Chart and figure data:
--- start ---
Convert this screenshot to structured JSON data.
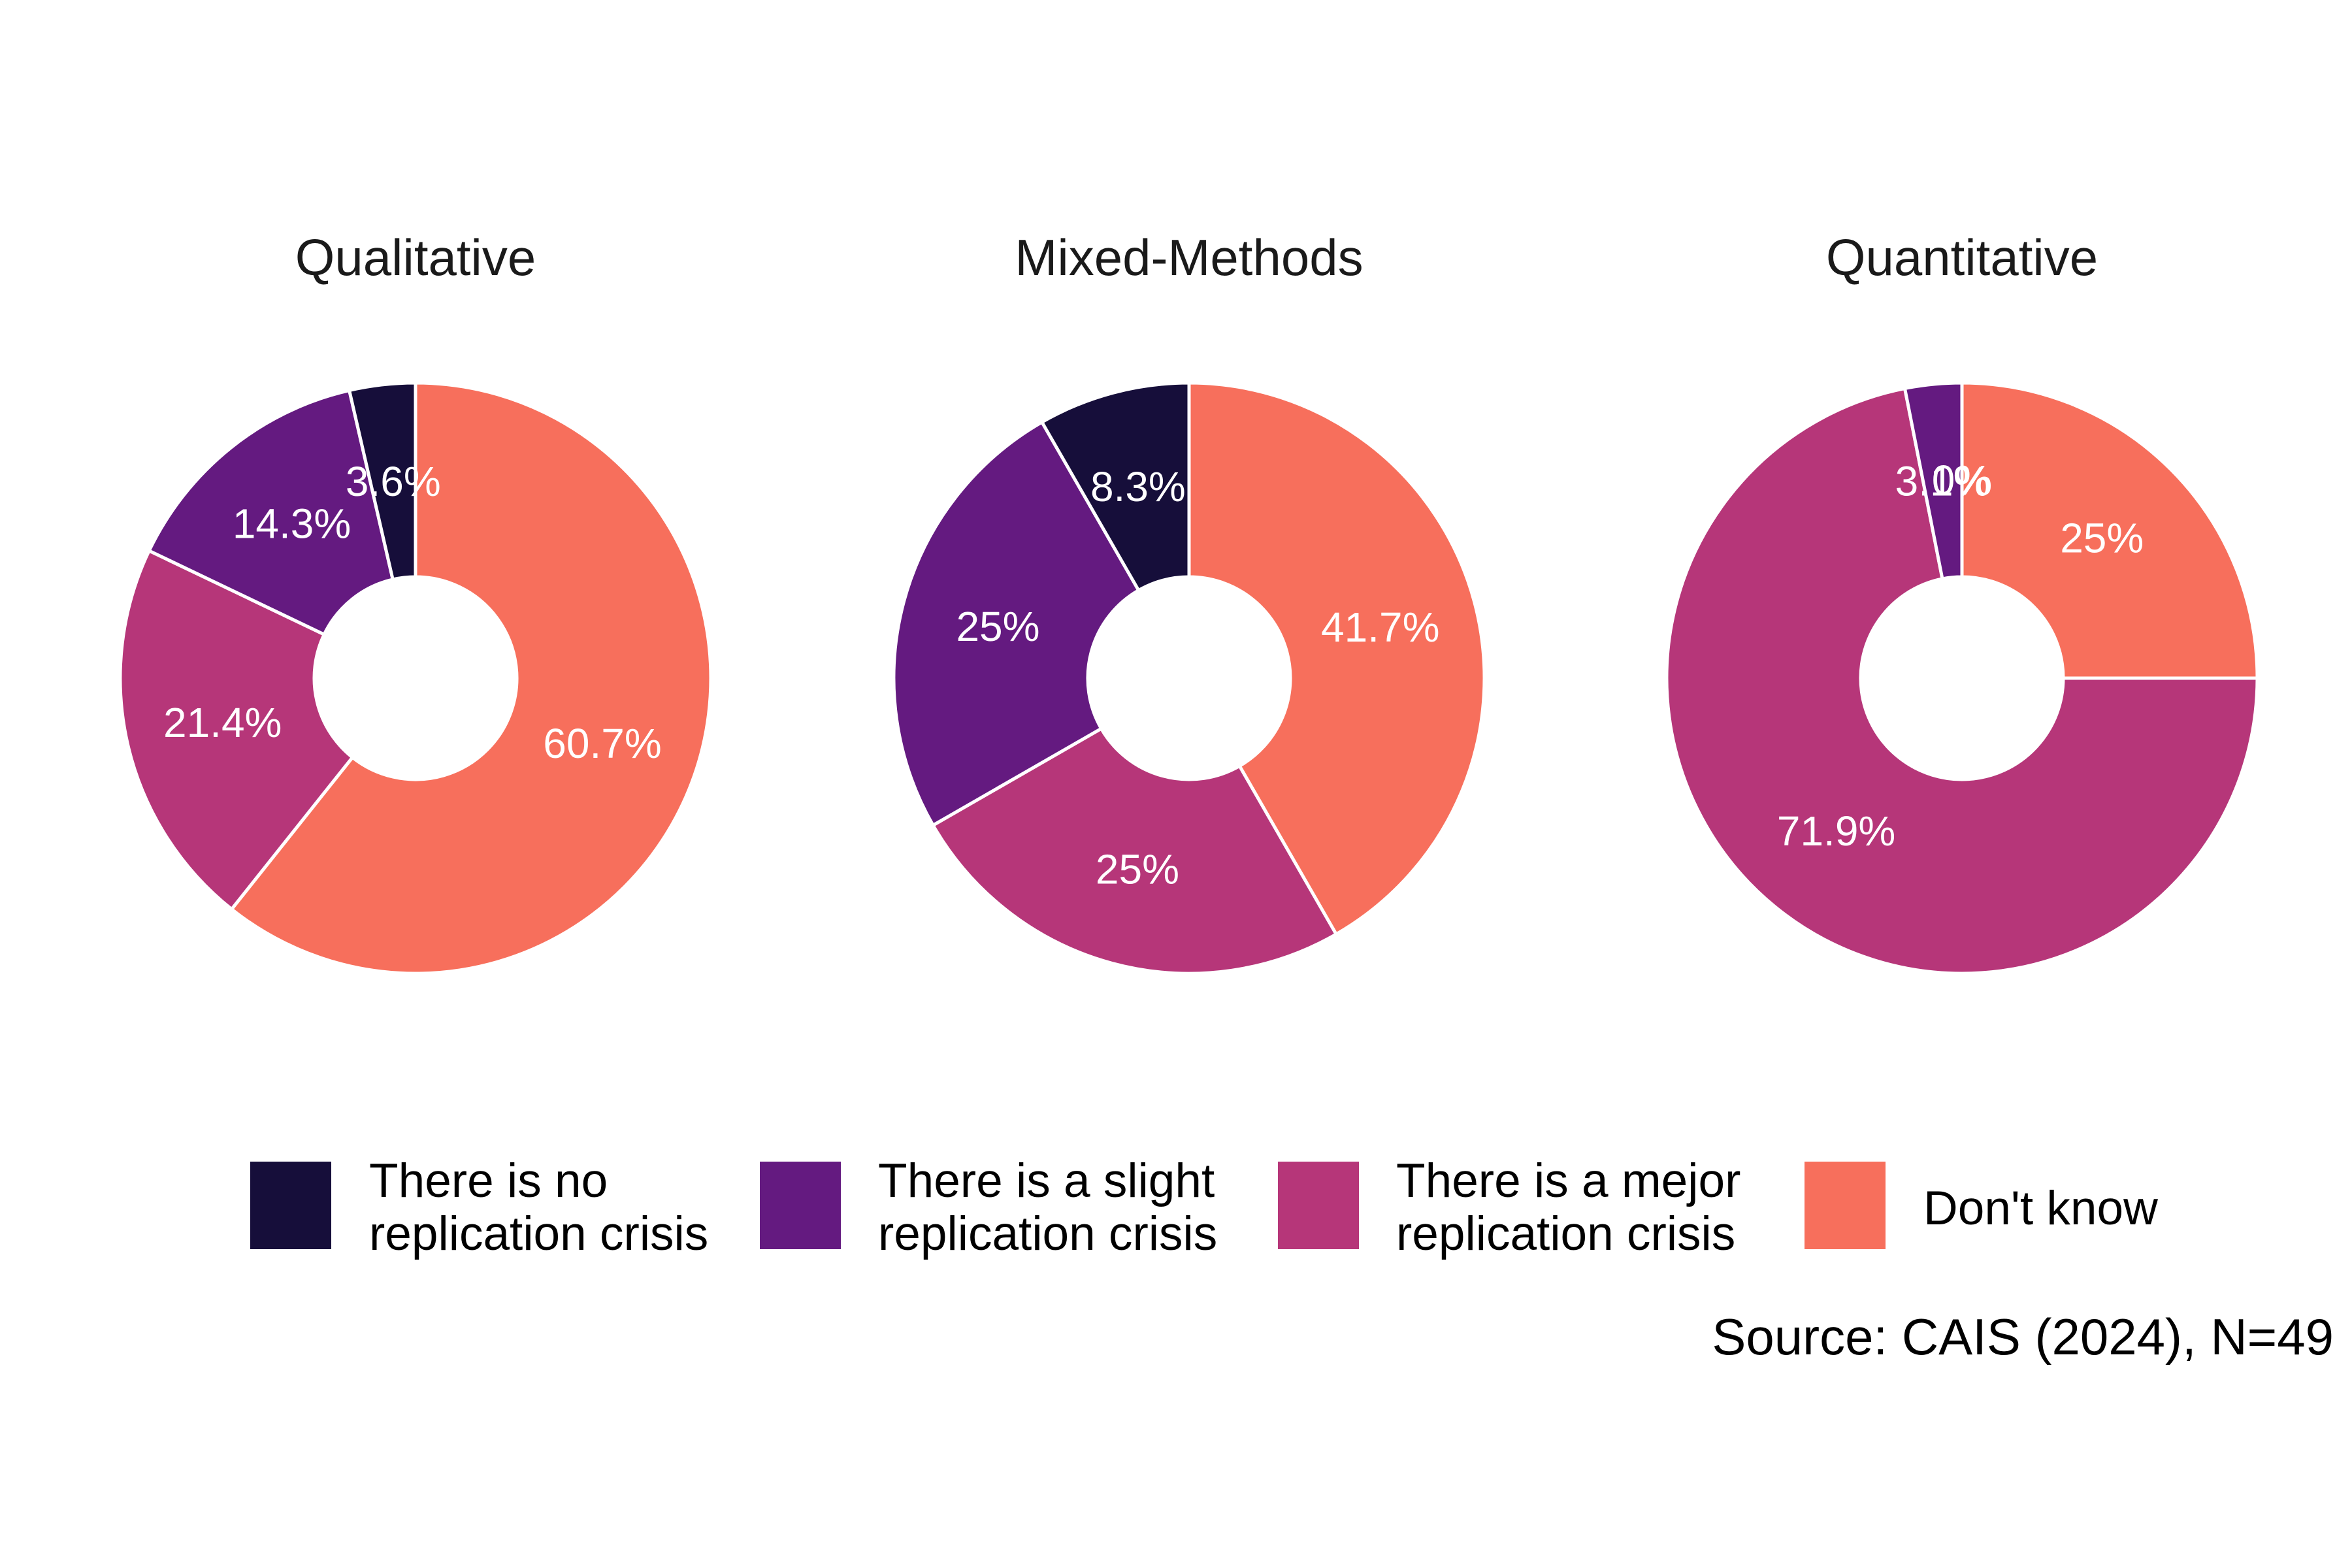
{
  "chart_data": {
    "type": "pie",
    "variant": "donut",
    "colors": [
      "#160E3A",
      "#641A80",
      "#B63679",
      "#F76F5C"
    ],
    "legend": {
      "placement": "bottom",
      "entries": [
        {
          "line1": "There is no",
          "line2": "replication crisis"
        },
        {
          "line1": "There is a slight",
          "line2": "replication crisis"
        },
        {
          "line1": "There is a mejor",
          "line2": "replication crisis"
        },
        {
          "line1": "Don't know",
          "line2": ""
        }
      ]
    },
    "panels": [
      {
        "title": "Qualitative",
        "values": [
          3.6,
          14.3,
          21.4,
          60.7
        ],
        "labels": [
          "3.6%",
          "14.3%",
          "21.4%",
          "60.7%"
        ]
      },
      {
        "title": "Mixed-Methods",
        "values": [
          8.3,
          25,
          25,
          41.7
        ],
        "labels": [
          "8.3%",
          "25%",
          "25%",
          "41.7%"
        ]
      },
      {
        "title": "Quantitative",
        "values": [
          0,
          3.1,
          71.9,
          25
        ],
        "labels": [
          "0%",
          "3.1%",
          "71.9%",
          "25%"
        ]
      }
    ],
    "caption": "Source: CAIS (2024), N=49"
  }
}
--- end ---
[What is expected]:
With the pictures omitted, reproduce the records in full and exactly.

[Solution to the exercise]:
Convert this screenshot to structured JSON data.
{
  "chart_data": {
    "type": "pie",
    "variant": "donut",
    "colors": [
      "#160E3A",
      "#641A80",
      "#B63679",
      "#F76F5C"
    ],
    "legend": {
      "placement": "bottom",
      "entries": [
        {
          "line1": "There is no",
          "line2": "replication crisis"
        },
        {
          "line1": "There is a slight",
          "line2": "replication crisis"
        },
        {
          "line1": "There is a mejor",
          "line2": "replication crisis"
        },
        {
          "line1": "Don't know",
          "line2": ""
        }
      ]
    },
    "panels": [
      {
        "title": "Qualitative",
        "values": [
          3.6,
          14.3,
          21.4,
          60.7
        ],
        "labels": [
          "3.6%",
          "14.3%",
          "21.4%",
          "60.7%"
        ]
      },
      {
        "title": "Mixed-Methods",
        "values": [
          8.3,
          25,
          25,
          41.7
        ],
        "labels": [
          "8.3%",
          "25%",
          "25%",
          "41.7%"
        ]
      },
      {
        "title": "Quantitative",
        "values": [
          0,
          3.1,
          71.9,
          25
        ],
        "labels": [
          "0%",
          "3.1%",
          "71.9%",
          "25%"
        ]
      }
    ],
    "caption": "Source: CAIS (2024), N=49"
  }
}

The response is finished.